## [Do this]
Reproduce all entries word for word.

## [Exercise material]
————
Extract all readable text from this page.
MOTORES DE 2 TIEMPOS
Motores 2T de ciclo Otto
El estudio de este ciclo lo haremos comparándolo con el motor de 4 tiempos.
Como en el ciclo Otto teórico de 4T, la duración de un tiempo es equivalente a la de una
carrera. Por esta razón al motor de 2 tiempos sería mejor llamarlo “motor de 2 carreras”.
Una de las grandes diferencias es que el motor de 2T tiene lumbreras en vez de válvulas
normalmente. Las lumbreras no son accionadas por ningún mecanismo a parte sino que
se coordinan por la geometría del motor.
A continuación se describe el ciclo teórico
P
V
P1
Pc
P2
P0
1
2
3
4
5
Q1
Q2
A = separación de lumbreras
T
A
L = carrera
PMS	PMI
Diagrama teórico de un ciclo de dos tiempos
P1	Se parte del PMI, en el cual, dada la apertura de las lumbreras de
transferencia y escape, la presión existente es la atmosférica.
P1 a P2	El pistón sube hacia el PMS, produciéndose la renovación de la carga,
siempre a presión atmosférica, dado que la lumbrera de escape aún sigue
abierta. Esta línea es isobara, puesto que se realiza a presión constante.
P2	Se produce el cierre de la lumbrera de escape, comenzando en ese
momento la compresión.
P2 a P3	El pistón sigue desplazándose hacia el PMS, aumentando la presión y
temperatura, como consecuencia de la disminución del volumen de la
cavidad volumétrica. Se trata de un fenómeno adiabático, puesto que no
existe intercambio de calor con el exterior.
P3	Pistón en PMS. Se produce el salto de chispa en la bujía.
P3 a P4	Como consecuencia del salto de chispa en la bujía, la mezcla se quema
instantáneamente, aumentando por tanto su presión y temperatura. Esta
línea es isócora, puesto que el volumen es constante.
————
## [Written reply]
Extract all readable text from this page.
MOTORES DE 2 TIEMPOS
Motores 2T de ciclo Otto
El estudio de este ciclo lo haremos comparándolo con el motor de 4 tiempos.
Como en el ciclo Otto teórico de 4T, la duración de un tiempo es equivalente a la de una
carrera. Por esta razón al motor de 2 tiempos sería mejor llamarlo “motor de 2 carreras”.
Una de las grandes diferencias es que el motor de 2T tiene lumbreras en vez de válvulas
normalmente. Las lumbreras no son accionadas por ningún mecanismo a parte sino que
se coordinan por la geometría del motor.
A continuación se describe el ciclo teórico
P
V
P1
Pc
P2
P0
1
2
3
4
5
Q1
Q2
A = separación de lumbreras
T
A
L = carrera
PMS	PMI
Diagrama teórico de un ciclo de dos tiempos
P1	Se parte del PMI, en el cual, dada la apertura de las lumbreras de
transferencia y escape, la presión existente es la atmosférica.
P1 a P2	El pistón sube hacia el PMS, produciéndose la renovación de la carga,
siempre a presión atmosférica, dado que la lumbrera de escape aún sigue
abierta. Esta línea es isobara, puesto que se realiza a presión constante.
P2	Se produce el cierre de la lumbrera de escape, comenzando en ese
momento la compresión.
P2 a P3	El pistón sigue desplazándose hacia el PMS, aumentando la presión y
temperatura, como consecuencia de la disminución del volumen de la
cavidad volumétrica. Se trata de un fenómeno adiabático, puesto que no
existe intercambio de calor con el exterior.
P3	Pistón en PMS. Se produce el salto de chispa en la bujía.
P3 a P4	Como consecuencia del salto de chispa en la bujía, la mezcla se quema
instantáneamente, aumentando por tanto su presión y temperatura. Esta
línea es isócora, puesto que el volumen es constante.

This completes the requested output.